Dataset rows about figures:
——

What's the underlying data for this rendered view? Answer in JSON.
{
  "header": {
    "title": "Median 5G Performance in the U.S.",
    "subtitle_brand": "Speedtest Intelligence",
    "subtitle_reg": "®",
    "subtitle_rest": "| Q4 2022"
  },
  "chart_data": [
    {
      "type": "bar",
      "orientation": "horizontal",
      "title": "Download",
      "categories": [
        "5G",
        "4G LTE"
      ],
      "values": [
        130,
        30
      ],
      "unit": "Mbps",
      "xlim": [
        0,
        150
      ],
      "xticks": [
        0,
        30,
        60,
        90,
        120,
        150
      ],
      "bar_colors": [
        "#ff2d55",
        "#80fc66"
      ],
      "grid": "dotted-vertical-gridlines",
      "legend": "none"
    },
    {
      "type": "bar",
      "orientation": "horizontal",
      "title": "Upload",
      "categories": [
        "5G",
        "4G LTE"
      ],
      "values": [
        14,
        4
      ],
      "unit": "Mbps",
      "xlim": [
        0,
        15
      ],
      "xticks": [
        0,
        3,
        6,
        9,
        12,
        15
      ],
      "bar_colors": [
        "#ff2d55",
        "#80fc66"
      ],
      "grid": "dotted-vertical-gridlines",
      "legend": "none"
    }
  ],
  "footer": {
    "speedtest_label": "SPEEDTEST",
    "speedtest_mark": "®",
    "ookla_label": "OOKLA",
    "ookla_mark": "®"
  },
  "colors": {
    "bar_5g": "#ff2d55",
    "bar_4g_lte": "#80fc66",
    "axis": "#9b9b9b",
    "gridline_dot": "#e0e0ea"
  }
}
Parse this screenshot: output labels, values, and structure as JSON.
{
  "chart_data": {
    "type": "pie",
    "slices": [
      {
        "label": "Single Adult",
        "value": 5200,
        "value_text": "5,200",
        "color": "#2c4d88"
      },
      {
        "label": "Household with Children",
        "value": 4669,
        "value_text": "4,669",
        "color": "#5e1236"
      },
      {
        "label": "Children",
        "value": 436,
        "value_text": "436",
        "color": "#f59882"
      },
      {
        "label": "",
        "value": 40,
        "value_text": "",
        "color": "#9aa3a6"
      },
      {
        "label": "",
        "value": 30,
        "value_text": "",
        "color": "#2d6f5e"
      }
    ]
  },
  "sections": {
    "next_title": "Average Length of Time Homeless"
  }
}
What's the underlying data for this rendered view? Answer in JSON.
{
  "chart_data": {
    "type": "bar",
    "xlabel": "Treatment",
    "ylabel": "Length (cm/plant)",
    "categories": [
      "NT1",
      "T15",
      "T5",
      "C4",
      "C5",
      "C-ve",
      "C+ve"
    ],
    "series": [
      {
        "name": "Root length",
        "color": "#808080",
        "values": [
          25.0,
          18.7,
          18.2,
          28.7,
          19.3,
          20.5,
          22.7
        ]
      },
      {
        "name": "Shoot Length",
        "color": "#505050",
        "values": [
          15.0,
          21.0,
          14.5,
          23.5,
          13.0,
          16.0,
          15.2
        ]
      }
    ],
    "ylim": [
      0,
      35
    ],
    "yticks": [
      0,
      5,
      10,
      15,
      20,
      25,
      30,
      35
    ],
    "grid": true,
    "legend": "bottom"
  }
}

——

Set task.
Write out the material from the first line to the last, exactly.

Result of the exercise.
What's the underlying data for this rendered view? Answer in JSON.
{
  "header": {
    "title": "Median 5G Performance in the U.S.",
    "subtitle_brand": "Speedtest Intelligence",
    "subtitle_reg": "®",
    "subtitle_rest": "| Q4 2022"
  },
  "chart_data": [
    {
      "type": "bar",
      "orientation": "horizontal",
      "title": "Download",
      "categories": [
        "5G",
        "4G LTE"
      ],
      "values": [
        130,
        30
      ],
      "unit": "Mbps",
      "xlim": [
        0,
        150
      ],
      "xticks": [
        0,
        30,
        60,
        90,
        120,
        150
      ],
      "bar_colors": [
        "#ff2d55",
        "#80fc66"
      ],
      "grid": "dotted-vertical-gridlines",
      "legend": "none"
    },
    {
      "type": "bar",
      "orientation": "horizontal",
      "title": "Upload",
      "categories": [
        "5G",
        "4G LTE"
      ],
      "values": [
        14,
        4
      ],
      "unit": "Mbps",
      "xlim": [
        0,
        15
      ],
      "xticks": [
        0,
        3,
        6,
        9,
        12,
        15
      ],
      "bar_colors": [
        "#ff2d55",
        "#80fc66"
      ],
      "grid": "dotted-vertical-gridlines",
      "legend": "none"
    }
  ],
  "footer": {
    "speedtest_label": "SPEEDTEST",
    "speedtest_mark": "®",
    "ookla_label": "OOKLA",
    "ookla_mark": "®"
  },
  "colors": {
    "bar_5g": "#ff2d55",
    "bar_4g_lte": "#80fc66",
    "axis": "#9b9b9b",
    "gridline_dot": "#e0e0ea"
  }
}
Parse this screenshot: output labels, values, and structure as JSON.
{
  "chart_data": {
    "type": "pie",
    "slices": [
      {
        "label": "Single Adult",
        "value": 5200,
        "value_text": "5,200",
        "color": "#2c4d88"
      },
      {
        "label": "Household with Children",
        "value": 4669,
        "value_text": "4,669",
        "color": "#5e1236"
      },
      {
        "label": "Children",
        "value": 436,
        "value_text": "436",
        "color": "#f59882"
      },
      {
        "label": "",
        "value": 40,
        "value_text": "",
        "color": "#9aa3a6"
      },
      {
        "label": "",
        "value": 30,
        "value_text": "",
        "color": "#2d6f5e"
      }
    ]
  },
  "sections": {
    "next_title": "Average Length of Time Homeless"
  }
}
What's the underlying data for this rendered view? Answer in JSON.
{
  "chart_data": {
    "type": "bar",
    "xlabel": "Treatment",
    "ylabel": "Length (cm/plant)",
    "categories": [
      "NT1",
      "T15",
      "T5",
      "C4",
      "C5",
      "C-ve",
      "C+ve"
    ],
    "series": [
      {
        "name": "Root length",
        "color": "#808080",
        "values": [
          25.0,
          18.7,
          18.2,
          28.7,
          19.3,
          20.5,
          22.7
        ]
      },
      {
        "name": "Shoot Length",
        "color": "#505050",
        "values": [
          15.0,
          21.0,
          14.5,
          23.5,
          13.0,
          16.0,
          15.2
        ]
      }
    ],
    "ylim": [
      0,
      35
    ],
    "yticks": [
      0,
      5,
      10,
      15,
      20,
      25,
      30,
      35
    ],
    "grid": true,
    "legend": "bottom"
  }
}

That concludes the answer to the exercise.